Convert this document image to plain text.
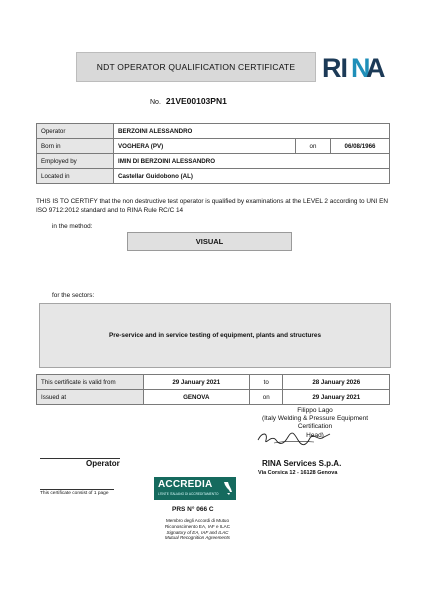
NDT OPERATOR QUALIFICATION CERTIFICATE RI N
A
No. 21VE00103PN1
Operator	BERZOINI ALESSANDRO		
Born in	VOGHERA (PV)	on	06/08/1966
Employed by	IMIN DI BERZOINI ALESSANDRO		
Located in	Castellar Guidobono (AL)		
THIS IS TO CERTIFY that the non destructive test operator is qualified by examinations at the LEVEL 2 according to UNI EN ISO 9712:2012 standard and to RINA Rule RC/C 14
in the method:
VISUAL
for the sectors:
Pre-service and in service testing of equipment, plants and structures
This certificate is valid from	29 January 2021	to	28 January 2026
Issued at	GENOVA	on	29 January 2021
Filippo Lago
(Italy Welding & Pressure Equipment
Certification
Head)
Operator
This certificate consist of 1 page
RINA Services S.p.A.
Via Corsica 12 - 16128 Genova
ACCREDIA
L'ENTE ITALIANO DI ACCREDITAMENTO
PRS N° 066 C
Membro degli Accordi di Mutuo
Riconoscimento EA, IAF e ILAC
Signatory of EA, IAF and ILAC
Mutual Recognition Agreements
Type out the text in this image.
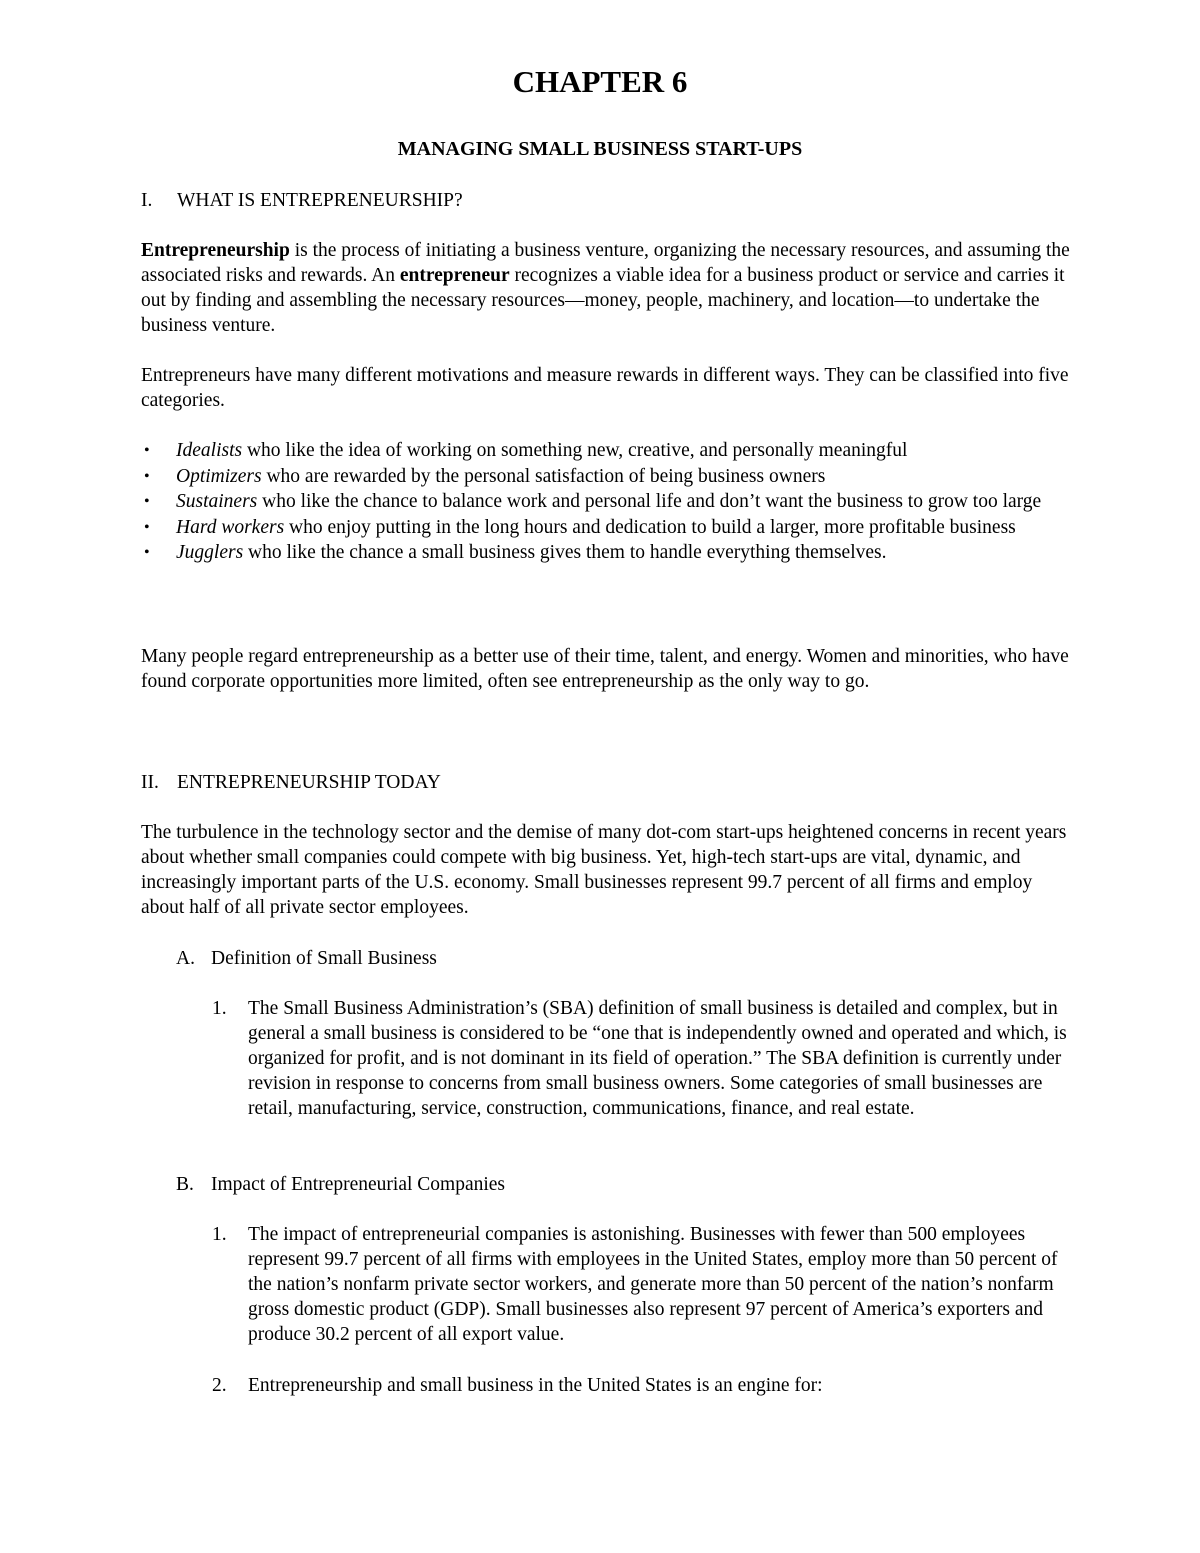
CHAPTER 6
MANAGING SMALL BUSINESS START-UPS
I. WHAT IS ENTREPRENEURSHIP?

Entrepreneurship is the process of initiating a business venture, organizing the necessary resources, and assuming the associated risks and rewards. An entrepreneur recognizes a viable idea for a business product or service and carries it out by finding and assembling the necessary resources—money, people, machinery, and location—to undertake the business venture.

Entrepreneurs have many different motivations and measure rewards in different ways. They can be classified into five categories.

• Idealists who like the idea of working on something new, creative, and personally meaningful
• Optimizers who are rewarded by the personal satisfaction of being business owners
• Sustainers who like the chance to balance work and personal life and don’t want the business to grow too large
• Hard workers who enjoy putting in the long hours and dedication to build a larger, more profitable business
• Jugglers who like the chance a small business gives them to handle everything themselves.

Many people regard entrepreneurship as a better use of their time, talent, and energy. Women and minorities, who have found corporate opportunities more limited, often see entrepreneurship as the only way to go.

II. ENTREPRENEURSHIP TODAY

The turbulence in the technology sector and the demise of many dot-com start-ups heightened concerns in recent years about whether small companies could compete with big business. Yet, high-tech start-ups are vital, dynamic, and increasingly important parts of the U.S. economy. Small businesses represent 99.7 percent of all firms and employ about half of all private sector employees.

A. Definition of Small Business
1. The Small Business Administration’s (SBA) definition of small business is detailed and complex, but in general a small business is considered to be “one that is independently owned and operated and which, is organized for profit, and is not dominant in its field of operation.” The SBA definition is currently under revision in response to concerns from small business owners. Some categories of small businesses are retail, manufacturing, service, construction, communications, finance, and real estate.
B. Impact of Entrepreneurial Companies
1. The impact of entrepreneurial companies is astonishing. Businesses with fewer than 500 employees represent 99.7 percent of all firms with employees in the United States, employ more than 50 percent of the nation’s nonfarm private sector workers, and generate more than 50 percent of the nation’s nonfarm gross domestic product (GDP). Small businesses also represent 97 percent of America’s exporters and produce 30.2 percent of all export value.
2. Entrepreneurship and small business in the United States is an engine for:
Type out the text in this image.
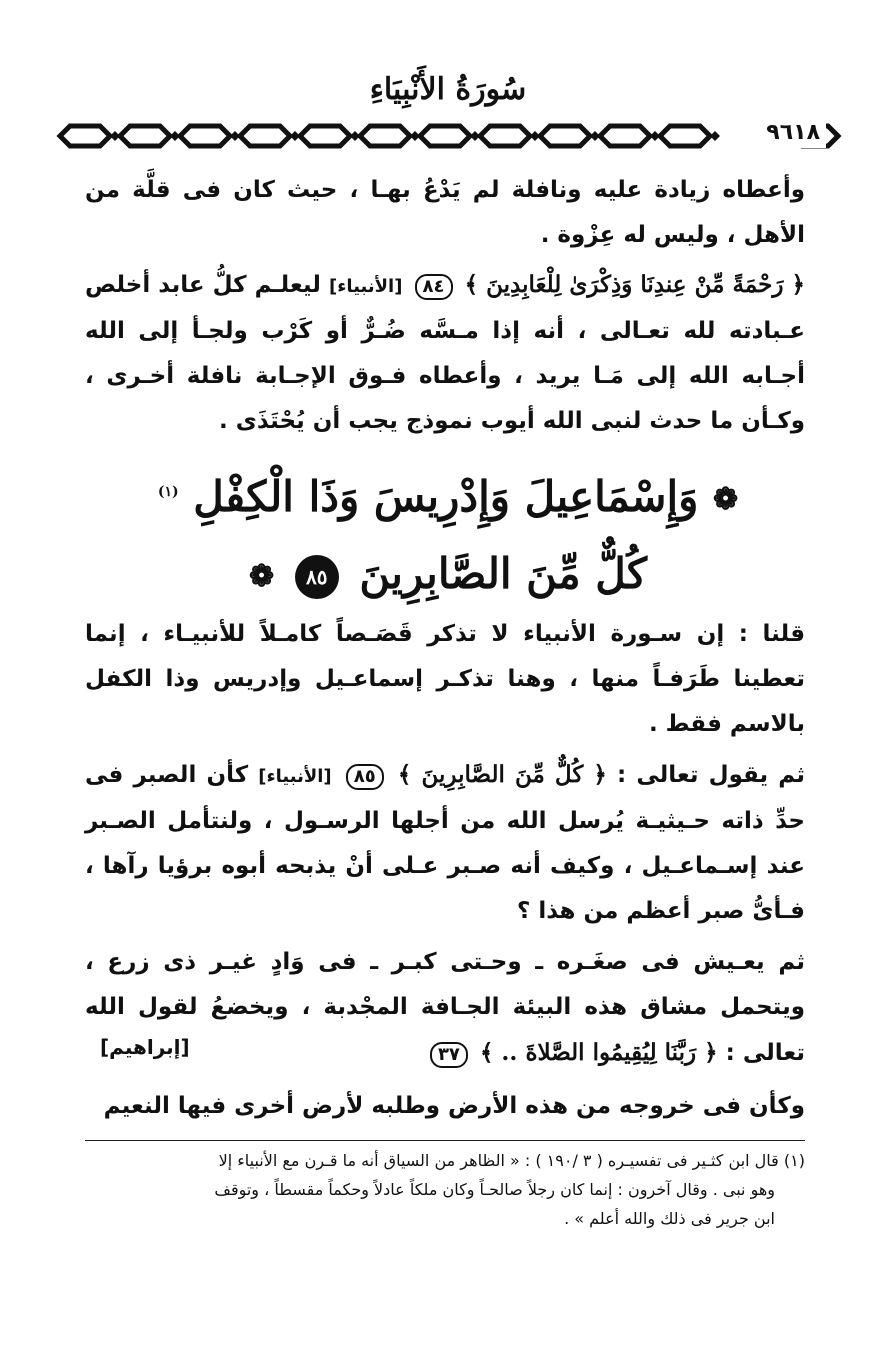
سُورَةُ الأَنْبِيَاءِ
٩٦١٨

وأعطاه زيادة عليه ونافلة لم يَدْعُ بهـا ، حيث كان فى قلَّة من الأهل ، وليس له عِزْوة .

﴿ رَحْمَةً مِّنْ عِندِنَا وَذِكْرَىٰ لِلْعَابِدِينَ ﴾ ٨٤ [الأنبياء] ليعلـم كلُّ عابد أخلص عـبادته لله تعـالى ، أنه إذا مـسَّه ضُـرٌّ أو كَرْب ولجـأ إلى الله أجـابه الله إلى مَـا يريد ، وأعطاه فـوق الإجـابة نافلة أخـرى ، وكـأن ما حدث لنبى الله أيوب نموذج يجب أن يُحْتَذَى .

❁ وَإِسْمَاعِيلَ وَإِدْرِيسَ وَذَا الْكِفْلِ $^{(١)}$
كُلٌّ مِّنَ الصَّابِرِينَ ٨٥ ❁

قلنا : إن سـورة الأنبياء لا تذكر قَصَـصاً كامـلاً للأنبيـاء ، إنما تعطينا طَرَفـاً منها ، وهنا تذكـر إسماعـيل وإدريس وذا الكفل بالاسم فقط .

ثم يقول تعالى : ﴿ كُلٌّ مِّنَ الصَّابِرِينَ ﴾ ٨٥ [الأنبياء] كأن الصبر فى حدِّ ذاته حـيثيـة يُرسل الله من أجلها الرسـول ، ولنتأمل الصـبر عند إسـماعـيل ، وكيف أنه صـبر عـلى أنْ يذبحه أبوه برؤيا رآها ، فـأىُّ صبر أعظم من هذا ؟

ثم يعـيش فى صغَـره ـ وحـتى كبـر ـ فى وَادٍ غيـر ذى زرع ، ويتحمل مشاق هذه البيئة الجـافة المجْدبة ، ويخضعُ لقول الله تعالى : ﴿ رَبَّنَا لِيُقِيمُوا الصَّلاةَ .. ﴾ ٣٧

[إبراهيم]

وكأن فى خروجه من هذه الأرض وطلبه لأرض أخرى فيها النعيم

(١) قال ابن كثـير فى تفسيـره ( ٣ /١٩٠ ) : « الظاهر من السياق أنه ما قـرن مع الأنبياء إلا
وهو نبى . وقال آخرون : إنما كان رجلاً صالحـاً وكان ملكاً عادلاً وحكماً مقسطاً ، وتوقف
ابن جرير فى ذلك والله أعلم » .
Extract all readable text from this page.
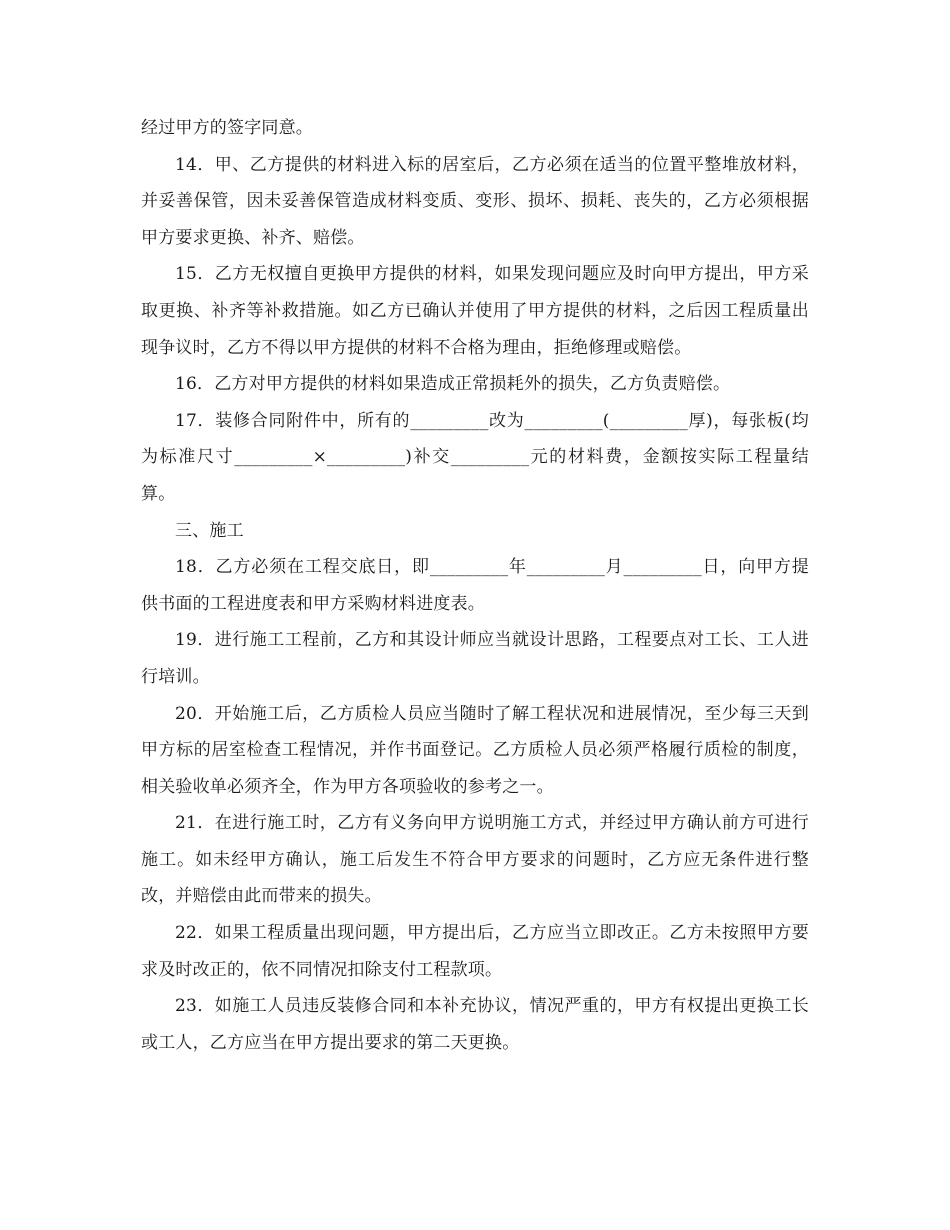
经过甲方的签字同意。

14．甲、乙方提供的材料进入标的居室后，乙方必须在适当的位置平整堆放材料，并妥善保管，因未妥善保管造成材料变质、变形、损坏、损耗、丧失的，乙方必须根据甲方要求更换、补齐、赔偿。

15．乙方无权擅自更换甲方提供的材料，如果发现问题应及时向甲方提出，甲方采取更换、补齐等补救措施。如乙方已确认并使用了甲方提供的材料，之后因工程质量出现争议时，乙方不得以甲方提供的材料不合格为理由，拒绝修理或赔偿。

16．乙方对甲方提供的材料如果造成正常损耗外的损失，乙方负责赔偿。

17．装修合同附件中，所有的_________改为_________(_________厚)，每张板(均为标准尺寸_________×_________)补交_________元的材料费，金额按实际工程量结算。

三、施工

18．乙方必须在工程交底日，即_________年_________月_________日，向甲方提供书面的工程进度表和甲方采购材料进度表。

19．进行施工工程前，乙方和其设计师应当就设计思路，工程要点对工长、工人进行培训。

20．开始施工后，乙方质检人员应当随时了解工程状况和进展情况，至少每三天到甲方标的居室检查工程情况，并作书面登记。乙方质检人员必须严格履行质检的制度，相关验收单必须齐全，作为甲方各项验收的参考之一。

21．在进行施工时，乙方有义务向甲方说明施工方式，并经过甲方确认前方可进行施工。如未经甲方确认，施工后发生不符合甲方要求的问题时，乙方应无条件进行整改，并赔偿由此而带来的损失。

22．如果工程质量出现问题，甲方提出后，乙方应当立即改正。乙方未按照甲方要求及时改正的，依不同情况扣除支付工程款项。

23．如施工人员违反装修合同和本补充协议，情况严重的，甲方有权提出更换工长或工人，乙方应当在甲方提出要求的第二天更换。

→ **WHAT NEEDS TO BE DONE**
What is needed is an exact reproduction of the data, pictures excluded.

→ **OUTPUT FOR THIS TASK**
Convert this document image to plain text.
NDT OPERATOR QUALIFICATION CERTIFICATE RI N
A
No. 21VE00103PN1
Operator	BERZOINI ALESSANDRO		
Born in	VOGHERA (PV)	on	06/08/1966
Employed by	IMIN DI BERZOINI ALESSANDRO		
Located in	Castellar Guidobono (AL)		
THIS IS TO CERTIFY that the non destructive test operator is qualified by examinations at the LEVEL 2 according to UNI EN ISO 9712:2012 standard and to RINA Rule RC/C 14
in the method:
VISUAL
for the sectors:
Pre-service and in service testing of equipment, plants and structures
This certificate is valid from	29 January 2021	to	28 January 2026
Issued at	GENOVA	on	29 January 2021
Filippo Lago
(Italy Welding & Pressure Equipment
Certification
Head)
Operator
This certificate consist of 1 page
RINA Services S.p.A.
Via Corsica 12 - 16128 Genova
ACCREDIA
L'ENTE ITALIANO DI ACCREDITAMENTO
PRS N° 066 C
Membro degli Accordi di Mutuo
Riconoscimento EA, IAF e ILAC
Signatory of EA, IAF and ILAC
Mutual Recognition Agreements
Type out the text in this image.
CHAPTER 6
MANAGING SMALL BUSINESS START-UPS
I. WHAT IS ENTREPRENEURSHIP?

Entrepreneurship is the process of initiating a business venture, organizing the necessary resources, and assuming the associated risks and rewards. An entrepreneur recognizes a viable idea for a business product or service and carries it out by finding and assembling the necessary resources—money, people, machinery, and location—to undertake the business venture.

Entrepreneurs have many different motivations and measure rewards in different ways. They can be classified into five categories.

• Idealists who like the idea of working on something new, creative, and personally meaningful
• Optimizers who are rewarded by the personal satisfaction of being business owners
• Sustainers who like the chance to balance work and personal life and don’t want the business to grow too large
• Hard workers who enjoy putting in the long hours and dedication to build a larger, more profitable business
• Jugglers who like the chance a small business gives them to handle everything themselves.

Many people regard entrepreneurship as a better use of their time, talent, and energy. Women and minorities, who have found corporate opportunities more limited, often see entrepreneurship as the only way to go.

II. ENTREPRENEURSHIP TODAY

The turbulence in the technology sector and the demise of many dot-com start-ups heightened concerns in recent years about whether small companies could compete with big business. Yet, high-tech start-ups are vital, dynamic, and increasingly important parts of the U.S. economy. Small businesses represent 99.7 percent of all firms and employ about half of all private sector employees.

A. Definition of Small Business
1. The Small Business Administration’s (SBA) definition of small business is detailed and complex, but in general a small business is considered to be “one that is independently owned and operated and which, is organized for profit, and is not dominant in its field of operation.” The SBA definition is currently under revision in response to concerns from small business owners. Some categories of small businesses are retail, manufacturing, service, construction, communications, finance, and real estate.
B. Impact of Entrepreneurial Companies
1. The impact of entrepreneurial companies is astonishing. Businesses with fewer than 500 employees represent 99.7 percent of all firms with employees in the United States, employ more than 50 percent of the nation’s nonfarm private sector workers, and generate more than 50 percent of the nation’s nonfarm gross domestic product (GDP). Small businesses also represent 97 percent of America’s exporters and produce 30.2 percent of all export value.
2. Entrepreneurship and small business in the United States is an engine for:
Type out the text in this image.
سُورَةُ الأَنْبِيَاءِ
٩٦١٨

وأعطاه زيادة عليه ونافلة لم يَدْعُ بهـا ، حيث كان فى قلَّة من الأهل ، وليس له عِزْوة .

﴿ رَحْمَةً مِّنْ عِندِنَا وَذِكْرَىٰ لِلْعَابِدِينَ ﴾ ٨٤ [الأنبياء] ليعلـم كلُّ عابد أخلص عـبادته لله تعـالى ، أنه إذا مـسَّه ضُـرٌّ أو كَرْب ولجـأ إلى الله أجـابه الله إلى مَـا يريد ، وأعطاه فـوق الإجـابة نافلة أخـرى ، وكـأن ما حدث لنبى الله أيوب نموذج يجب أن يُحْتَذَى .

❁ وَإِسْمَاعِيلَ وَإِدْرِيسَ وَذَا الْكِفْلِ $^{(١)}$
كُلٌّ مِّنَ الصَّابِرِينَ ٨٥ ❁

قلنا : إن سـورة الأنبياء لا تذكر قَصَـصاً كامـلاً للأنبيـاء ، إنما تعطينا طَرَفـاً منها ، وهنا تذكـر إسماعـيل وإدريس وذا الكفل بالاسم فقط .

ثم يقول تعالى : ﴿ كُلٌّ مِّنَ الصَّابِرِينَ ﴾ ٨٥ [الأنبياء] كأن الصبر فى حدِّ ذاته حـيثيـة يُرسل الله من أجلها الرسـول ، ولنتأمل الصـبر عند إسـماعـيل ، وكيف أنه صـبر عـلى أنْ يذبحه أبوه برؤيا رآها ، فـأىُّ صبر أعظم من هذا ؟

ثم يعـيش فى صغَـره ـ وحـتى كبـر ـ فى وَادٍ غيـر ذى زرع ، ويتحمل مشاق هذه البيئة الجـافة المجْدبة ، ويخضعُ لقول الله تعالى : ﴿ رَبَّنَا لِيُقِيمُوا الصَّلاةَ .. ﴾ ٣٧

[إبراهيم]

وكأن فى خروجه من هذه الأرض وطلبه لأرض أخرى فيها النعيم

(١) قال ابن كثـير فى تفسيـره ( ٣ /١٩٠ ) : « الظاهر من السياق أنه ما قـرن مع الأنبياء إلا
وهو نبى . وقال آخرون : إنما كان رجلاً صالحـاً وكان ملكاً عادلاً وحكماً مقسطاً ، وتوقف
ابن جرير فى ذلك والله أعلم » .
Extract all readable text from this page.
经过甲方的签字同意。

14．甲、乙方提供的材料进入标的居室后，乙方必须在适当的位置平整堆放材料，并妥善保管，因未妥善保管造成材料变质、变形、损坏、损耗、丧失的，乙方必须根据甲方要求更换、补齐、赔偿。

15．乙方无权擅自更换甲方提供的材料，如果发现问题应及时向甲方提出，甲方采取更换、补齐等补救措施。如乙方已确认并使用了甲方提供的材料，之后因工程质量出现争议时，乙方不得以甲方提供的材料不合格为理由，拒绝修理或赔偿。

16．乙方对甲方提供的材料如果造成正常损耗外的损失，乙方负责赔偿。

17．装修合同附件中，所有的_________改为_________(_________厚)，每张板(均为标准尺寸_________×_________)补交_________元的材料费，金额按实际工程量结算。

三、施工

18．乙方必须在工程交底日，即_________年_________月_________日，向甲方提供书面的工程进度表和甲方采购材料进度表。

19．进行施工工程前，乙方和其设计师应当就设计思路，工程要点对工长、工人进行培训。

20．开始施工后，乙方质检人员应当随时了解工程状况和进展情况，至少每三天到甲方标的居室检查工程情况，并作书面登记。乙方质检人员必须严格履行质检的制度，相关验收单必须齐全，作为甲方各项验收的参考之一。

21．在进行施工时，乙方有义务向甲方说明施工方式，并经过甲方确认前方可进行施工。如未经甲方确认，施工后发生不符合甲方要求的问题时，乙方应无条件进行整改，并赔偿由此而带来的损失。

22．如果工程质量出现问题，甲方提出后，乙方应当立即改正。乙方未按照甲方要求及时改正的，依不同情况扣除支付工程款项。

23．如施工人员违反装修合同和本补充协议，情况严重的，甲方有权提出更换工长或工人，乙方应当在甲方提出要求的第二天更换。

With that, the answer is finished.